EXERCISE PROMPT: The material below must be restated exactly, line by line.

RECORDS FOR THE EXERCISE:
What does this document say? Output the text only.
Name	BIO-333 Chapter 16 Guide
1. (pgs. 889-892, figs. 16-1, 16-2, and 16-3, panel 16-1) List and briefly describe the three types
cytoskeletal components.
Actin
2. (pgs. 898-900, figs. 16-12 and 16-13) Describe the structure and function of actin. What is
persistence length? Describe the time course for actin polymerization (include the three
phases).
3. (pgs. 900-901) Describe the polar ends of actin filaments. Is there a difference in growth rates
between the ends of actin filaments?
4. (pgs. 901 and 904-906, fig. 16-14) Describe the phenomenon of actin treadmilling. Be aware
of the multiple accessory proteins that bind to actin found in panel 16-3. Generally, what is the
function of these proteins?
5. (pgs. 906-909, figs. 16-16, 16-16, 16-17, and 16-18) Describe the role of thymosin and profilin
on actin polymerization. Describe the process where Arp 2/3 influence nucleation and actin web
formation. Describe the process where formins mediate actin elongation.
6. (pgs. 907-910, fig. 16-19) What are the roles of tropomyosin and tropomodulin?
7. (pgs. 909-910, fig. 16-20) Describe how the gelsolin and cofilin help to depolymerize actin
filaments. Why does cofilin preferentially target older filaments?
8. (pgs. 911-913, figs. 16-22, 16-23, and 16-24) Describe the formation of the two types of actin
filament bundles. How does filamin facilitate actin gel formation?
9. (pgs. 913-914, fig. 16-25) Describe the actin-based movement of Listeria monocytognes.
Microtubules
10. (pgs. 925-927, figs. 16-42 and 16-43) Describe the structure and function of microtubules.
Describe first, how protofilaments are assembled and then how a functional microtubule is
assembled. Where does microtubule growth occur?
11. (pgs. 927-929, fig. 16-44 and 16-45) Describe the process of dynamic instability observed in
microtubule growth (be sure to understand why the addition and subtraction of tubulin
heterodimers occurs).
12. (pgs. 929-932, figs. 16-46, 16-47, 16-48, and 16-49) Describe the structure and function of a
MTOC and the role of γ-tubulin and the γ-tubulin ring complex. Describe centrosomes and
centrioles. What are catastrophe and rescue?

FINISHED EXERCISE:
What does this document say? Output the text only.
Name	BIO-333 Chapter 16 Guide
1. (pgs. 889-892, figs. 16-1, 16-2, and 16-3, panel 16-1) List and briefly describe the three types
cytoskeletal components.
Actin
2. (pgs. 898-900, figs. 16-12 and 16-13) Describe the structure and function of actin. What is
persistence length? Describe the time course for actin polymerization (include the three
phases).
3. (pgs. 900-901) Describe the polar ends of actin filaments. Is there a difference in growth rates
between the ends of actin filaments?
4. (pgs. 901 and 904-906, fig. 16-14) Describe the phenomenon of actin treadmilling. Be aware
of the multiple accessory proteins that bind to actin found in panel 16-3. Generally, what is the
function of these proteins?
5. (pgs. 906-909, figs. 16-16, 16-16, 16-17, and 16-18) Describe the role of thymosin and profilin
on actin polymerization. Describe the process where Arp 2/3 influence nucleation and actin web
formation. Describe the process where formins mediate actin elongation.
6. (pgs. 907-910, fig. 16-19) What are the roles of tropomyosin and tropomodulin?
7. (pgs. 909-910, fig. 16-20) Describe how the gelsolin and cofilin help to depolymerize actin
filaments. Why does cofilin preferentially target older filaments?
8. (pgs. 911-913, figs. 16-22, 16-23, and 16-24) Describe the formation of the two types of actin
filament bundles. How does filamin facilitate actin gel formation?
9. (pgs. 913-914, fig. 16-25) Describe the actin-based movement of Listeria monocytognes.
Microtubules
10. (pgs. 925-927, figs. 16-42 and 16-43) Describe the structure and function of microtubules.
Describe first, how protofilaments are assembled and then how a functional microtubule is
assembled. Where does microtubule growth occur?
11. (pgs. 927-929, fig. 16-44 and 16-45) Describe the process of dynamic instability observed in
microtubule growth (be sure to understand why the addition and subtraction of tubulin
heterodimers occurs).
12. (pgs. 929-932, figs. 16-46, 16-47, 16-48, and 16-49) Describe the structure and function of a
MTOC and the role of γ-tubulin and the γ-tubulin ring complex. Describe centrosomes and
centrioles. What are catastrophe and rescue?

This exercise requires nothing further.